> **Task statement**
Across the entries, how many lines have the string "supplied" in them? Reply with only a number.

> **Data**
## Begin

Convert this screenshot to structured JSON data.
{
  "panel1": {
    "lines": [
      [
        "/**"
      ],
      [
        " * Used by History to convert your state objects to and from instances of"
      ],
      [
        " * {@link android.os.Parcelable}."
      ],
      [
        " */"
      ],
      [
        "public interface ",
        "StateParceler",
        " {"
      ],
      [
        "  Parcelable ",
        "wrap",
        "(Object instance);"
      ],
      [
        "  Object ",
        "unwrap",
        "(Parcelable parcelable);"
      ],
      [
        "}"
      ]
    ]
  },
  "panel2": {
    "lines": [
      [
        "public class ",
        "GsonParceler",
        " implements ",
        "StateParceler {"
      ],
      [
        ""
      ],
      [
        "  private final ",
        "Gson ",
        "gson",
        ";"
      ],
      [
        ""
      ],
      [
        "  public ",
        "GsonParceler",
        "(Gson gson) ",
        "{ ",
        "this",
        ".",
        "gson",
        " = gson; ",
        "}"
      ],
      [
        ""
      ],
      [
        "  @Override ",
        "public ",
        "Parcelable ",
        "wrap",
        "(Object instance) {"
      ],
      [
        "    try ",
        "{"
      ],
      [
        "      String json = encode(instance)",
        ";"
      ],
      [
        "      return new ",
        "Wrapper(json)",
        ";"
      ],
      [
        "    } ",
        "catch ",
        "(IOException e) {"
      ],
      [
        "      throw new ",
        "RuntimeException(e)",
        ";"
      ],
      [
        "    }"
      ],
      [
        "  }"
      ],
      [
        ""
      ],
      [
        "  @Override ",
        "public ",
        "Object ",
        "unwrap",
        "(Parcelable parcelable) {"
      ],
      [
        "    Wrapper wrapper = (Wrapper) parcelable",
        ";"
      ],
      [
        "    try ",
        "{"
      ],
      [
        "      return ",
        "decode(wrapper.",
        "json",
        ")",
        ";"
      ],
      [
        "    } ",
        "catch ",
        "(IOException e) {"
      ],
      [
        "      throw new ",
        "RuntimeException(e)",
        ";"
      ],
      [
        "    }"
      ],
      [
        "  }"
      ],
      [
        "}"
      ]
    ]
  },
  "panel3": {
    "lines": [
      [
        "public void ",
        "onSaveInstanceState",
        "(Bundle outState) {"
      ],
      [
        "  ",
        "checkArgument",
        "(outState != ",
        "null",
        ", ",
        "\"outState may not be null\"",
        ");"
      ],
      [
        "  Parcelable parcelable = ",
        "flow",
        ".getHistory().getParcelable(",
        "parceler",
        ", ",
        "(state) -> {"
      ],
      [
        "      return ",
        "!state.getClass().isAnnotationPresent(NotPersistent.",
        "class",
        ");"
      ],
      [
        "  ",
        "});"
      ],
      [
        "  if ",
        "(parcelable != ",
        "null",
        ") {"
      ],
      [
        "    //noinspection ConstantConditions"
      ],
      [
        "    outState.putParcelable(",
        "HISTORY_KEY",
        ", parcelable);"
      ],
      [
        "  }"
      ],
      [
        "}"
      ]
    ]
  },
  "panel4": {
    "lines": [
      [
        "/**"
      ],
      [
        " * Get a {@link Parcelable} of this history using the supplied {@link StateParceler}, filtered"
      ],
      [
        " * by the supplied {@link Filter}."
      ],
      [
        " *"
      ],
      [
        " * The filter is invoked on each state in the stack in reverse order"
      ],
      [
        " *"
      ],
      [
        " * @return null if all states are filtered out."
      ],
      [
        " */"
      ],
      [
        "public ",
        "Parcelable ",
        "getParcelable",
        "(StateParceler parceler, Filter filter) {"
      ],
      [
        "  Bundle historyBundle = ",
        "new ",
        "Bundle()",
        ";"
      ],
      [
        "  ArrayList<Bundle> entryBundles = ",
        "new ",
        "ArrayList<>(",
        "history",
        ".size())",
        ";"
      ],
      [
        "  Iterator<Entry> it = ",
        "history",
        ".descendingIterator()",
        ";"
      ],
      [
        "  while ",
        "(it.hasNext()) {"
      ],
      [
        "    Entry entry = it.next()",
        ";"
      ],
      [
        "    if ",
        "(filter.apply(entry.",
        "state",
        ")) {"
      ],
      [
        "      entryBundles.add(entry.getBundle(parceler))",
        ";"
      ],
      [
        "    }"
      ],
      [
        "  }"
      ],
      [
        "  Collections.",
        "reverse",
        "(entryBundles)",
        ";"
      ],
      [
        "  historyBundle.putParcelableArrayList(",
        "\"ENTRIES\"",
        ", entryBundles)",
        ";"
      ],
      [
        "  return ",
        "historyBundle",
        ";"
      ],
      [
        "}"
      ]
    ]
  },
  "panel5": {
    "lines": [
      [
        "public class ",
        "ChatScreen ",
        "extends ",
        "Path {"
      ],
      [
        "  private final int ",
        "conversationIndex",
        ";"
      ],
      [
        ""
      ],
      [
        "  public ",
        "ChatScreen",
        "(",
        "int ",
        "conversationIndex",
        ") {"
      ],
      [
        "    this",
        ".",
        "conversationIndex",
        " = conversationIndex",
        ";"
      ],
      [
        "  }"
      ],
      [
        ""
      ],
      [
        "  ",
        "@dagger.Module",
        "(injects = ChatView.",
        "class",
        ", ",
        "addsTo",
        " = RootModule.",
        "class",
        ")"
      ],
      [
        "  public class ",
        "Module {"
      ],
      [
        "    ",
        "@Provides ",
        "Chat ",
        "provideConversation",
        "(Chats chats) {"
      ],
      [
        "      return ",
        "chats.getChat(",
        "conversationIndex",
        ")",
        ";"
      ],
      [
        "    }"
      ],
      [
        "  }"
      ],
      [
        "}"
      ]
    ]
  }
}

## End

> **Solution for this problem**
2